### TASK INSTRUCTIONS
The listing below is to be output in its exact form.

-- start THE RECORDS --

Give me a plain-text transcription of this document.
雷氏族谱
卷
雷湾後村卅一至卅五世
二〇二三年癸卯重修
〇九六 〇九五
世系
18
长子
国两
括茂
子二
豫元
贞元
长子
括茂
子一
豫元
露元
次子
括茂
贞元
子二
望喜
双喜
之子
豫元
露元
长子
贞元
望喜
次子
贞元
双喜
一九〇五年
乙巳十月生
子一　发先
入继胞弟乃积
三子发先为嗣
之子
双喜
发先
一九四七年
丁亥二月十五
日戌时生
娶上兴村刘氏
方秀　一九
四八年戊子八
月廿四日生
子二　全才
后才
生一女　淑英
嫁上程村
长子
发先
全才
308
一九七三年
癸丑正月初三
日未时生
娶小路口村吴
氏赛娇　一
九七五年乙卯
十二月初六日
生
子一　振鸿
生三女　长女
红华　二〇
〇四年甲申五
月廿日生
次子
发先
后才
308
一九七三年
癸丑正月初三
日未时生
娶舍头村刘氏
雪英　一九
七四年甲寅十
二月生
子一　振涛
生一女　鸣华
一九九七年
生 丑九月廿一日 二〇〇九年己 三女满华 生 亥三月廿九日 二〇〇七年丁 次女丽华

-- end THE RECORDS --

### RIGHT ANSWER
Give me a plain-text transcription of this document.
雷氏族谱
卷
雷湾後村卅一至卅五世
二〇二三年癸卯重修
〇九六 〇九五
世系
18
长子
国两
括茂
子二
豫元
贞元
长子
括茂
子一
豫元
露元
次子
括茂
贞元
子二
望喜
双喜
之子
豫元
露元
长子
贞元
望喜
次子
贞元
双喜
一九〇五年
乙巳十月生
子一　发先
入继胞弟乃积
三子发先为嗣
之子
双喜
发先
一九四七年
丁亥二月十五
日戌时生
娶上兴村刘氏
方秀　一九
四八年戊子八
月廿四日生
子二　全才
后才
生一女　淑英
嫁上程村
长子
发先
全才
308
一九七三年
癸丑正月初三
日未时生
娶小路口村吴
氏赛娇　一
九七五年乙卯
十二月初六日
生
子一　振鸿
生三女　长女
红华　二〇
〇四年甲申五
月廿日生
次子
发先
后才
308
一九七三年
癸丑正月初三
日未时生
娶舍头村刘氏
雪英　一九
七四年甲寅十
二月生
子一　振涛
生一女　鸣华
一九九七年
生 丑九月廿一日 二〇〇九年己 三女满华 生 亥三月廿九日 二〇〇七年丁 次女丽华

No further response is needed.